◆ Source data:

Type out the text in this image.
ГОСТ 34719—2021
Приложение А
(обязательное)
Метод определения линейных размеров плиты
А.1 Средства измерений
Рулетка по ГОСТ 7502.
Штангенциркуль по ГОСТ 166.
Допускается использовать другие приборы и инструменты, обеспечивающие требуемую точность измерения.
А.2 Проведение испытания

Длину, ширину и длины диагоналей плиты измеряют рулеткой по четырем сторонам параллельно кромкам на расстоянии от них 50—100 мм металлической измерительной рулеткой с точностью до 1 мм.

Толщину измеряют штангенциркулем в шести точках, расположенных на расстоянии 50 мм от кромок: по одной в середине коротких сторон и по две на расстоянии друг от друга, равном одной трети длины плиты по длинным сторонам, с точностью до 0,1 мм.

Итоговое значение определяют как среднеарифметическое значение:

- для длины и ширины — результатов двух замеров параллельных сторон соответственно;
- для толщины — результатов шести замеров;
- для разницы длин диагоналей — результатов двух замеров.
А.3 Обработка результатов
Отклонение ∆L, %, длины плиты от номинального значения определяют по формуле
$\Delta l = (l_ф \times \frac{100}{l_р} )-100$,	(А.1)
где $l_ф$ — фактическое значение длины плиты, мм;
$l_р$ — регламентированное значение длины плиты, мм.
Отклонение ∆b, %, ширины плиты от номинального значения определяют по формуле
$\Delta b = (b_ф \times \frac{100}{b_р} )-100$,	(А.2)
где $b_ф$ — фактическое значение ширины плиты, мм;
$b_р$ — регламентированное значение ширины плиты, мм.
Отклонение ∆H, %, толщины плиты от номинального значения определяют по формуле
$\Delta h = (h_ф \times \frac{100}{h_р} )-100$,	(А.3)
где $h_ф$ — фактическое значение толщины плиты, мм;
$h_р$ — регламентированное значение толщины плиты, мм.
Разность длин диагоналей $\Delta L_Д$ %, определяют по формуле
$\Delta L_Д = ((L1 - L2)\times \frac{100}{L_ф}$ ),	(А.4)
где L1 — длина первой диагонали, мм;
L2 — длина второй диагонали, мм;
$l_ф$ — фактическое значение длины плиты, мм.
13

◆ Written instruction:
From the data, pick out every line that includes "Отклонение".

◆ Finished exercise:
Отклонение ∆L, %, длины плиты от номинального значения определяют по формуле
Отклонение ∆b, %, ширины плиты от номинального значения определяют по формуле
Отклонение ∆H, %, толщины плиты от номинального значения определяют по формуле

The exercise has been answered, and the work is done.